## [Items from a dataset]
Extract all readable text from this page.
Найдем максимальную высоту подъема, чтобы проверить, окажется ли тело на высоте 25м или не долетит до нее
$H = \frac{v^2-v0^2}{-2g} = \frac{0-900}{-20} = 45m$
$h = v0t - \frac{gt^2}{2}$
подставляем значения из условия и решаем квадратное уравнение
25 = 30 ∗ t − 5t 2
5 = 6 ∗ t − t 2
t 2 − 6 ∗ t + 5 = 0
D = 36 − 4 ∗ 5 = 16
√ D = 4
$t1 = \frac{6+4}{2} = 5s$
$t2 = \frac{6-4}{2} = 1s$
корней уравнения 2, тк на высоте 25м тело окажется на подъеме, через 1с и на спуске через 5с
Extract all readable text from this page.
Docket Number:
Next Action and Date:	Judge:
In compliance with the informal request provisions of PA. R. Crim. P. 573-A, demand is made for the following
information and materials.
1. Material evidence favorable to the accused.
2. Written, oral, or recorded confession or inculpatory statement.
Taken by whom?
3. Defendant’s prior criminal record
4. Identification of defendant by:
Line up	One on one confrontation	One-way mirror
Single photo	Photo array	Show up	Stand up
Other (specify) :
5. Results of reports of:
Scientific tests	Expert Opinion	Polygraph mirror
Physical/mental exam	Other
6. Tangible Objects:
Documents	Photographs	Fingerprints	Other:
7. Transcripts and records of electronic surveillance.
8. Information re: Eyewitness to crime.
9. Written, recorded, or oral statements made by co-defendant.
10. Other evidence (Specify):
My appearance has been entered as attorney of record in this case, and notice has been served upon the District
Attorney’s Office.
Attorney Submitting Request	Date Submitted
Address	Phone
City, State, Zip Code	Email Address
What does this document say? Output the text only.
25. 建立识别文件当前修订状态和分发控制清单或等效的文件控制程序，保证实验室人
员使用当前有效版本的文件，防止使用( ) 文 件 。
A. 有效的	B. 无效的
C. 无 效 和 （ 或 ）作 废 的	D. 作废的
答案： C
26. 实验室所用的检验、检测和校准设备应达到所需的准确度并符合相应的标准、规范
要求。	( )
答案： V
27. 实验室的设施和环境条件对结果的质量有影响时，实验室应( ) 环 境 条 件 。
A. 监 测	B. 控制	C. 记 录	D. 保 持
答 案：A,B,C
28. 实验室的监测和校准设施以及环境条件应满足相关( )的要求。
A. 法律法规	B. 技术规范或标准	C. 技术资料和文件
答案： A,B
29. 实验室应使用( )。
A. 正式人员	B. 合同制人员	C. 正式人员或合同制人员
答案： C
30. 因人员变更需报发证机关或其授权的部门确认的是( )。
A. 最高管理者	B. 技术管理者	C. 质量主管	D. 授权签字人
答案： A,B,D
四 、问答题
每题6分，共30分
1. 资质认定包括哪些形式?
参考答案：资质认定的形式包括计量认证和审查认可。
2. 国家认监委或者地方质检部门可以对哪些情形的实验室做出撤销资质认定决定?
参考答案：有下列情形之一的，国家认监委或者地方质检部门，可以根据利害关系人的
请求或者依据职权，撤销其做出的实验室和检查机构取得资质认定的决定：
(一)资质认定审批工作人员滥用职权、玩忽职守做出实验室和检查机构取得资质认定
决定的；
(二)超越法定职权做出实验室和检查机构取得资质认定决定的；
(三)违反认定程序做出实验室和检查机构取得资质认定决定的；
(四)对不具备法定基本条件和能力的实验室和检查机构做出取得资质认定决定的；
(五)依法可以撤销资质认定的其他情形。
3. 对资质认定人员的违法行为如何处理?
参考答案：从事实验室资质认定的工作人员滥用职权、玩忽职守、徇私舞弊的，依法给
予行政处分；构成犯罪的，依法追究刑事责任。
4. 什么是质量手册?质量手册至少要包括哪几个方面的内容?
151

## [Task objective]
Gather every line from the listing above in which "参考答案" appears, and copy those lines.

## [Exercise result]
参考答案：资质认定的形式包括计量认证和审查认可。
参考答案：有下列情形之一的，国家认监委或者地方质检部门，可以根据利害关系人的
参考答案：从事实验室资质认定的工作人员滥用职权、玩忽职守、徇私舞弊的，依法给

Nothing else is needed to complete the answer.